→ **Given request**: Write out all the data again, exactly as it stands.

→ **Dataset entries**:
====
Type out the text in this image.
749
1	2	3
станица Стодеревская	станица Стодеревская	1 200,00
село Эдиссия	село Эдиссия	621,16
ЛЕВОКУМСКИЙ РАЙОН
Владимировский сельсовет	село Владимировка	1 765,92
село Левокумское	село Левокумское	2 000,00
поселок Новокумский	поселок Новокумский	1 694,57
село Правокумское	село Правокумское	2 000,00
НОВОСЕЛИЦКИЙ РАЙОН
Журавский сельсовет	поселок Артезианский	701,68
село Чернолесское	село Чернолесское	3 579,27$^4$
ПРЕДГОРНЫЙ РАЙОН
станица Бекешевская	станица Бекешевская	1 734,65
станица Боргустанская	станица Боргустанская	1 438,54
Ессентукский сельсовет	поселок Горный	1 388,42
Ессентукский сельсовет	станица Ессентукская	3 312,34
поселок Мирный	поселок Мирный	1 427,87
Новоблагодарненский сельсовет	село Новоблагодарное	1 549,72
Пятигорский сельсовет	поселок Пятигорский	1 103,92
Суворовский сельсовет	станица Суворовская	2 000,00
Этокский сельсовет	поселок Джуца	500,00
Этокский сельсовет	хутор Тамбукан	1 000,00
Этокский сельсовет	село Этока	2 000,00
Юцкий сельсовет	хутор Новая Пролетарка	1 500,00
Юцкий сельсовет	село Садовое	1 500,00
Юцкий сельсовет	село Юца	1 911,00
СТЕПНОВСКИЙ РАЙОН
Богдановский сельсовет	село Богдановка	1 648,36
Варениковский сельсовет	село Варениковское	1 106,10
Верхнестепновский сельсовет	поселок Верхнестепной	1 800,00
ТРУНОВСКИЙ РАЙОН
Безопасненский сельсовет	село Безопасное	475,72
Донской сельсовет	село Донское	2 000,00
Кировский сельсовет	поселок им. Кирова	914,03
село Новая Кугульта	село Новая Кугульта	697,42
====
→ **Result for this task**:
Type out the text in this image.
749
1	2	3
станица Стодеревская	станица Стодеревская	1 200,00
село Эдиссия	село Эдиссия	621,16
ЛЕВОКУМСКИЙ РАЙОН
Владимировский сельсовет	село Владимировка	1 765,92
село Левокумское	село Левокумское	2 000,00
поселок Новокумский	поселок Новокумский	1 694,57
село Правокумское	село Правокумское	2 000,00
НОВОСЕЛИЦКИЙ РАЙОН
Журавский сельсовет	поселок Артезианский	701,68
село Чернолесское	село Чернолесское	3 579,27$^4$
ПРЕДГОРНЫЙ РАЙОН
станица Бекешевская	станица Бекешевская	1 734,65
станица Боргустанская	станица Боргустанская	1 438,54
Ессентукский сельсовет	поселок Горный	1 388,42
Ессентукский сельсовет	станица Ессентукская	3 312,34
поселок Мирный	поселок Мирный	1 427,87
Новоблагодарненский сельсовет	село Новоблагодарное	1 549,72
Пятигорский сельсовет	поселок Пятигорский	1 103,92
Суворовский сельсовет	станица Суворовская	2 000,00
Этокский сельсовет	поселок Джуца	500,00
Этокский сельсовет	хутор Тамбукан	1 000,00
Этокский сельсовет	село Этока	2 000,00
Юцкий сельсовет	хутор Новая Пролетарка	1 500,00
Юцкий сельсовет	село Садовое	1 500,00
Юцкий сельсовет	село Юца	1 911,00
СТЕПНОВСКИЙ РАЙОН
Богдановский сельсовет	село Богдановка	1 648,36
Варениковский сельсовет	село Варениковское	1 106,10
Верхнестепновский сельсовет	поселок Верхнестепной	1 800,00
ТРУНОВСКИЙ РАЙОН
Безопасненский сельсовет	село Безопасное	475,72
Донской сельсовет	село Донское	2 000,00
Кировский сельсовет	поселок им. Кирова	914,03
село Новая Кугульта	село Новая Кугульта	697,42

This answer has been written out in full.